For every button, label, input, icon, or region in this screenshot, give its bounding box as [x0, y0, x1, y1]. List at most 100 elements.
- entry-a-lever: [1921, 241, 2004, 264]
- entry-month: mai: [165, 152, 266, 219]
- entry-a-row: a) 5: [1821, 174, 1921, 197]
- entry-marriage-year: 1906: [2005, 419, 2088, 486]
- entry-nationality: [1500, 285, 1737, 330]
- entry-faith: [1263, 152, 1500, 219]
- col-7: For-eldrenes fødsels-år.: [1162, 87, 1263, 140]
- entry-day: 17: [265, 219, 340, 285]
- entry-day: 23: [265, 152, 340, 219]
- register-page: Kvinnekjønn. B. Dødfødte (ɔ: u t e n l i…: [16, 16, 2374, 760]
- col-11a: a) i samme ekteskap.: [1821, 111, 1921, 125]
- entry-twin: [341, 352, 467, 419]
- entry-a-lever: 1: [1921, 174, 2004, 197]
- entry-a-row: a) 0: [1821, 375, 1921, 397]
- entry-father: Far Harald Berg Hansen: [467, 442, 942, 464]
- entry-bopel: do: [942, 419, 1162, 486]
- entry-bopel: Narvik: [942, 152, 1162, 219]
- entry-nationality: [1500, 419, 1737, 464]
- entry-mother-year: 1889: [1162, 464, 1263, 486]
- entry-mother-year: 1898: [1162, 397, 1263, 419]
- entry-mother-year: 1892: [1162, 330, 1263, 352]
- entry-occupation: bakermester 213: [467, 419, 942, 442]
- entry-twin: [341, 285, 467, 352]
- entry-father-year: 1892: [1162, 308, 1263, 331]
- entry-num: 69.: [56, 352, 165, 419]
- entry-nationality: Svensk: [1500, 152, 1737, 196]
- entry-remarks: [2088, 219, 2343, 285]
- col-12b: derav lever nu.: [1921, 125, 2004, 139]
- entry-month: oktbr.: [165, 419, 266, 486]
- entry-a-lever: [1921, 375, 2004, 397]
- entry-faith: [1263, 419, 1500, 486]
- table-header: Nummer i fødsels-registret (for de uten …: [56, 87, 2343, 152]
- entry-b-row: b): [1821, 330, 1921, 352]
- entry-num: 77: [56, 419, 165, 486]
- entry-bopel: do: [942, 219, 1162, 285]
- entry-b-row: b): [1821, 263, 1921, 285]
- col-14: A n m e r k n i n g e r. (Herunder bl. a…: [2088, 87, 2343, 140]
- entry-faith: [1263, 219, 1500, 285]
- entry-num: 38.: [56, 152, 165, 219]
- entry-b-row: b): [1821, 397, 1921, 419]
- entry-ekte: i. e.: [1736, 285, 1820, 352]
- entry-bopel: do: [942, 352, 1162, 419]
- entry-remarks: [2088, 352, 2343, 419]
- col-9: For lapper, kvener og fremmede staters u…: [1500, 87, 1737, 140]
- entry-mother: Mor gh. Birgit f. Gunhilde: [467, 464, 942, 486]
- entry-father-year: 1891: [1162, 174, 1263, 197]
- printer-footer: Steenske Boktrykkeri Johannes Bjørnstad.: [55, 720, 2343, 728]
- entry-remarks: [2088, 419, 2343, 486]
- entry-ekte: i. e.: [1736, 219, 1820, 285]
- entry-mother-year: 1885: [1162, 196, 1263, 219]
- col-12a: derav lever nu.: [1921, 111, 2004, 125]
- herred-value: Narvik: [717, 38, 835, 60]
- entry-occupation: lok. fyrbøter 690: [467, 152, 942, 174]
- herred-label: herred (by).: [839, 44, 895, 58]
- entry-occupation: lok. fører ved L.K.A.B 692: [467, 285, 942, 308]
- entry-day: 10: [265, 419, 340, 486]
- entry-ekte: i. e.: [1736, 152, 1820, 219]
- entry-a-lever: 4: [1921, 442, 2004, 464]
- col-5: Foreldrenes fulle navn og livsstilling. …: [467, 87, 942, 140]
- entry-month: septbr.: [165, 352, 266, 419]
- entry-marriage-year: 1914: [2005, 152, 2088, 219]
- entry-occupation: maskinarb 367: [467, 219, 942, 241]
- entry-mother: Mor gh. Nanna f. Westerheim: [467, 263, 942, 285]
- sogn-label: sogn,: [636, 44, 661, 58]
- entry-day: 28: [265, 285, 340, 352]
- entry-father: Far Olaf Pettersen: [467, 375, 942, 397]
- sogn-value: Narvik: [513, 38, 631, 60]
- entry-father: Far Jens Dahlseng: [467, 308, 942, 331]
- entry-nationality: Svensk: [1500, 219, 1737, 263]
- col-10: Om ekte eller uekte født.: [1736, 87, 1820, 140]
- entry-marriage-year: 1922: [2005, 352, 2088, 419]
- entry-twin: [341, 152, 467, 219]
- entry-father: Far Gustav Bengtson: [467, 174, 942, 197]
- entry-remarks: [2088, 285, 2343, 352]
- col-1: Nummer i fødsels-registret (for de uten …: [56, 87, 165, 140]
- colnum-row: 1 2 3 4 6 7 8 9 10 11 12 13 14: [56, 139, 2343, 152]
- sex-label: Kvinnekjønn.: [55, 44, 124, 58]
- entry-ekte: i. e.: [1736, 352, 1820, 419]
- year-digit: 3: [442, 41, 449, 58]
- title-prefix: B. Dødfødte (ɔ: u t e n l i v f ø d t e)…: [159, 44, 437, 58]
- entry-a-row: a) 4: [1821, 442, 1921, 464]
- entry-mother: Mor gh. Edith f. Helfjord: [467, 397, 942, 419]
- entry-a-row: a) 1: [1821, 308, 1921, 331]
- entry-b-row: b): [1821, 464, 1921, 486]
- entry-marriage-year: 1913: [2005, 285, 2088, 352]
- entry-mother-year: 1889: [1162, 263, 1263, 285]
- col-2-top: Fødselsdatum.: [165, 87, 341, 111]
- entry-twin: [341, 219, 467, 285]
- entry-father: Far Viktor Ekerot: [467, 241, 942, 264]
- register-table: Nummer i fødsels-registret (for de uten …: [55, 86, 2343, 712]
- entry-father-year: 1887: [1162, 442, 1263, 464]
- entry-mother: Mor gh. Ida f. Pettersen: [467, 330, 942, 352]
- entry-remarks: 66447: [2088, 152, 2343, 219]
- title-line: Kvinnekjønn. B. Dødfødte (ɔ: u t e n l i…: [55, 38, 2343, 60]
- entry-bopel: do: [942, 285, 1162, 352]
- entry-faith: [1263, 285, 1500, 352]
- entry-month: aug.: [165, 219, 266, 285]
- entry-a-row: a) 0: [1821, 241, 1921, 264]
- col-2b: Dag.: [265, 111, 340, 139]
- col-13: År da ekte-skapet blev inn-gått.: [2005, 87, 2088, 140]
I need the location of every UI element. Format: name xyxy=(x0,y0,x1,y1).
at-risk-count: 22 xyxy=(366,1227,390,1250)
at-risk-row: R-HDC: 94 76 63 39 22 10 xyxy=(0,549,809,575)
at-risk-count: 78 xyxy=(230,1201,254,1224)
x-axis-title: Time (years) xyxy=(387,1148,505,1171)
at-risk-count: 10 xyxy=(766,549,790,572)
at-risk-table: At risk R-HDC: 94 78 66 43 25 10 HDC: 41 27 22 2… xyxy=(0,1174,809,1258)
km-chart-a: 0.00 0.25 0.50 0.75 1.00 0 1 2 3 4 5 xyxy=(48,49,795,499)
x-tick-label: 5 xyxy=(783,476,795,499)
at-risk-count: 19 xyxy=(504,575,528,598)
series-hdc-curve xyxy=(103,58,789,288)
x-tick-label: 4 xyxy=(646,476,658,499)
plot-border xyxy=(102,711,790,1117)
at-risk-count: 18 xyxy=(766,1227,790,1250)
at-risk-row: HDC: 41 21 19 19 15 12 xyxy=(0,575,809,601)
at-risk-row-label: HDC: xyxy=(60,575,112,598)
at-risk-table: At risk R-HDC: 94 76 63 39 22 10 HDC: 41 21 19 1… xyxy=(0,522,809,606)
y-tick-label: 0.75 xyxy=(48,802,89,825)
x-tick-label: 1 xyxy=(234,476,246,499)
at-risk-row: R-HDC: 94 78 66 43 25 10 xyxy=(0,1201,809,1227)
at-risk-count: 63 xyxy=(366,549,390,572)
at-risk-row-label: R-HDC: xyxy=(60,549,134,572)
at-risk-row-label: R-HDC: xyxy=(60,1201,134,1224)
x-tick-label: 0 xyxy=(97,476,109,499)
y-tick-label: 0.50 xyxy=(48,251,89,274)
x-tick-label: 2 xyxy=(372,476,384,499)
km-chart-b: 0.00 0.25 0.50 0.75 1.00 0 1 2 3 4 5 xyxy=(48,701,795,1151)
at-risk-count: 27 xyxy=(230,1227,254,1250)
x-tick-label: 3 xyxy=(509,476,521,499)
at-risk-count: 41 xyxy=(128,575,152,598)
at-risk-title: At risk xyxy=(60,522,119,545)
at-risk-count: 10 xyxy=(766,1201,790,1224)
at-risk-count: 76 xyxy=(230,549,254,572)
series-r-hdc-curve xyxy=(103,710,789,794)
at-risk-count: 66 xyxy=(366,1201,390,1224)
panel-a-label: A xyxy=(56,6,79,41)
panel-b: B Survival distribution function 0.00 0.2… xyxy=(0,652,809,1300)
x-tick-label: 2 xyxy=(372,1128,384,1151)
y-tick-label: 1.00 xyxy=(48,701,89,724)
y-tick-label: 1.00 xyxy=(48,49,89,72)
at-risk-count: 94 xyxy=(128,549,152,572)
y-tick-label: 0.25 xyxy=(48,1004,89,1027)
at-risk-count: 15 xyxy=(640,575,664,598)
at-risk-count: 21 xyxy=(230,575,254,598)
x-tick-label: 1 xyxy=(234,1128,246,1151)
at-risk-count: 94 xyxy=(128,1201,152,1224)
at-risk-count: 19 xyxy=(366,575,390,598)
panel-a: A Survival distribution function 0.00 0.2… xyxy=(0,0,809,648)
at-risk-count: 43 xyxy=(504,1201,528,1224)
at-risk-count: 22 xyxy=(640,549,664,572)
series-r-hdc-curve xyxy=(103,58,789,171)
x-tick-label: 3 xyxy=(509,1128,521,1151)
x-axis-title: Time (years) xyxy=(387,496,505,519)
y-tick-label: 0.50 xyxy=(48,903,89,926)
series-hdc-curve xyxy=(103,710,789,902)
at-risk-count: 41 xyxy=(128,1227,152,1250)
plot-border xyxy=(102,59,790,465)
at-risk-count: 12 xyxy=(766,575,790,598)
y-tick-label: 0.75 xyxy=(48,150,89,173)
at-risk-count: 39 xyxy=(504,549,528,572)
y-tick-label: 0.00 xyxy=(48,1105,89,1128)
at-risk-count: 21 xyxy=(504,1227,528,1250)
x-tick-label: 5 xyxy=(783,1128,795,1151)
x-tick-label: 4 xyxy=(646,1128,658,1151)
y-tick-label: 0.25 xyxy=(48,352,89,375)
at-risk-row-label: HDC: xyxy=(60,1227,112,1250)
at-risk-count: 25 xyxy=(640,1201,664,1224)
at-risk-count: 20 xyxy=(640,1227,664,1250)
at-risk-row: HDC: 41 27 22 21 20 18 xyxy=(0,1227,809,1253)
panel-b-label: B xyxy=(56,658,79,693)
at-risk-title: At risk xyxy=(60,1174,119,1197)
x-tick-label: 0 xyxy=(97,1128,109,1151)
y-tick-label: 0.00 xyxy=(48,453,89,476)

+---+

수행 작업:
첫 줄부터 "- entry-twin: [341, 352, 467, 419]"이(가) 들어 있는 줄까지(양 끝 포함) "entry-faith"을(를) "entry-religion"(으)로 갱신한 뒤 해당 줄만 다시 제시하시오. 나머지 내용은 그대로 두시오.

작업 답변:
For every button, label, input, icon, or region in this screenshot, give its bounding box as [x0, y0, x1, y1]. List at most 100 elements.
- entry-a-lever: [1921, 241, 2004, 264]
- entry-month: mai: [165, 152, 266, 219]
- entry-a-row: a) 5: [1821, 174, 1921, 197]
- entry-marriage-year: 1906: [2005, 419, 2088, 486]
- entry-nationality: [1500, 285, 1737, 330]
- entry-religion: [1263, 152, 1500, 219]
- col-7: For-eldrenes fødsels-år.: [1162, 87, 1263, 140]
- entry-day: 17: [265, 219, 340, 285]
- entry-day: 23: [265, 152, 340, 219]
- register-page: Kvinnekjønn. B. Dødfødte (ɔ: u t e n l i…: [16, 16, 2374, 760]
- col-11a: a) i samme ekteskap.: [1821, 111, 1921, 125]
- entry-twin: [341, 352, 467, 419]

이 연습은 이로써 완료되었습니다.